• [Stored records]:

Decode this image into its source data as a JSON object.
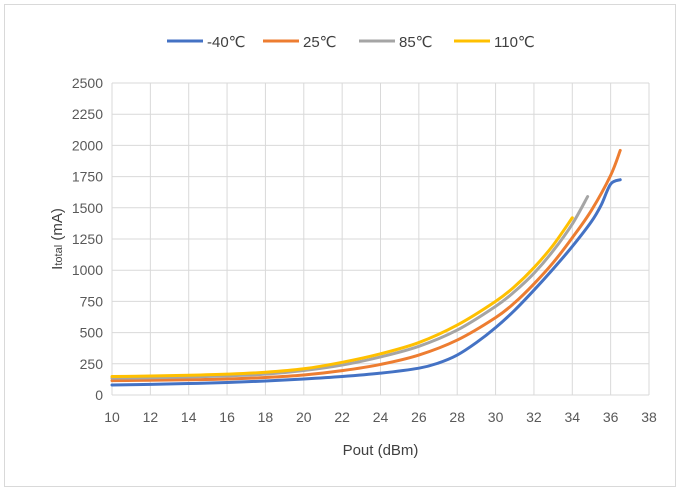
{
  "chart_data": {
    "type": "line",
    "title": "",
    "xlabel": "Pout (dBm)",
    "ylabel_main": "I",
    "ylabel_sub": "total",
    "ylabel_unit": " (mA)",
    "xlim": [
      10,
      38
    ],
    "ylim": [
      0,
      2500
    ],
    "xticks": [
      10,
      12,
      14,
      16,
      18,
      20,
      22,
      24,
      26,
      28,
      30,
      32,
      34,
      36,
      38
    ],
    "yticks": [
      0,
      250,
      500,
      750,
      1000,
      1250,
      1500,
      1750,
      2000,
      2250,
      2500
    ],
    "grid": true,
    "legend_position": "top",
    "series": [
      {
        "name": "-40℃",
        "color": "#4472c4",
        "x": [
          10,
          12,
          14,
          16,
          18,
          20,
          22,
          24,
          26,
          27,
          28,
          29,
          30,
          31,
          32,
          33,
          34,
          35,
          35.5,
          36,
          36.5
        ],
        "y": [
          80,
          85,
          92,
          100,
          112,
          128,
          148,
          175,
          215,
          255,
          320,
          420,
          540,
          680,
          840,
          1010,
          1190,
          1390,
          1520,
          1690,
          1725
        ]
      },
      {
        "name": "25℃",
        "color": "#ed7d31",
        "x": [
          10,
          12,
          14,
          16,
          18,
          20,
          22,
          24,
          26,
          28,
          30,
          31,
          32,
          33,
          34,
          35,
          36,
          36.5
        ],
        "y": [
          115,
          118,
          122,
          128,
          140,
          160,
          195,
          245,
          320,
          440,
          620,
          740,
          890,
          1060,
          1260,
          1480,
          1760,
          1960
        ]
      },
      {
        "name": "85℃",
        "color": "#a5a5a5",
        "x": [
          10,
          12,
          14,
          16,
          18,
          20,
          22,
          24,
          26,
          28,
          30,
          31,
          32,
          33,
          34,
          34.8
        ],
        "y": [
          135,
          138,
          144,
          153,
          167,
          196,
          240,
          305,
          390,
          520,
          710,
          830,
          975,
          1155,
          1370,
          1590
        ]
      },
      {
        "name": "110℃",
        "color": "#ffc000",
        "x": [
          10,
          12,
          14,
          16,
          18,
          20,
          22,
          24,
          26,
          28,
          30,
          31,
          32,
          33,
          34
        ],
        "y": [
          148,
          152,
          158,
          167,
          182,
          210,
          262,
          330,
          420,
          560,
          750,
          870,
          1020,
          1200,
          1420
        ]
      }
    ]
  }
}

• [PROBLEM REQUIREMENTS]: Reproduce the full listing above verbatim, with no pictures included.

• [ANSWER TO THE PROBLEM]:
Decode this image into its source data as a JSON object.
{
  "chart_data": {
    "type": "line",
    "title": "",
    "xlabel": "Pout (dBm)",
    "ylabel_main": "I",
    "ylabel_sub": "total",
    "ylabel_unit": " (mA)",
    "xlim": [
      10,
      38
    ],
    "ylim": [
      0,
      2500
    ],
    "xticks": [
      10,
      12,
      14,
      16,
      18,
      20,
      22,
      24,
      26,
      28,
      30,
      32,
      34,
      36,
      38
    ],
    "yticks": [
      0,
      250,
      500,
      750,
      1000,
      1250,
      1500,
      1750,
      2000,
      2250,
      2500
    ],
    "grid": true,
    "legend_position": "top",
    "series": [
      {
        "name": "-40℃",
        "color": "#4472c4",
        "x": [
          10,
          12,
          14,
          16,
          18,
          20,
          22,
          24,
          26,
          27,
          28,
          29,
          30,
          31,
          32,
          33,
          34,
          35,
          35.5,
          36,
          36.5
        ],
        "y": [
          80,
          85,
          92,
          100,
          112,
          128,
          148,
          175,
          215,
          255,
          320,
          420,
          540,
          680,
          840,
          1010,
          1190,
          1390,
          1520,
          1690,
          1725
        ]
      },
      {
        "name": "25℃",
        "color": "#ed7d31",
        "x": [
          10,
          12,
          14,
          16,
          18,
          20,
          22,
          24,
          26,
          28,
          30,
          31,
          32,
          33,
          34,
          35,
          36,
          36.5
        ],
        "y": [
          115,
          118,
          122,
          128,
          140,
          160,
          195,
          245,
          320,
          440,
          620,
          740,
          890,
          1060,
          1260,
          1480,
          1760,
          1960
        ]
      },
      {
        "name": "85℃",
        "color": "#a5a5a5",
        "x": [
          10,
          12,
          14,
          16,
          18,
          20,
          22,
          24,
          26,
          28,
          30,
          31,
          32,
          33,
          34,
          34.8
        ],
        "y": [
          135,
          138,
          144,
          153,
          167,
          196,
          240,
          305,
          390,
          520,
          710,
          830,
          975,
          1155,
          1370,
          1590
        ]
      },
      {
        "name": "110℃",
        "color": "#ffc000",
        "x": [
          10,
          12,
          14,
          16,
          18,
          20,
          22,
          24,
          26,
          28,
          30,
          31,
          32,
          33,
          34
        ],
        "y": [
          148,
          152,
          158,
          167,
          182,
          210,
          262,
          330,
          420,
          560,
          750,
          870,
          1020,
          1200,
          1420
        ]
      }
    ]
  }
}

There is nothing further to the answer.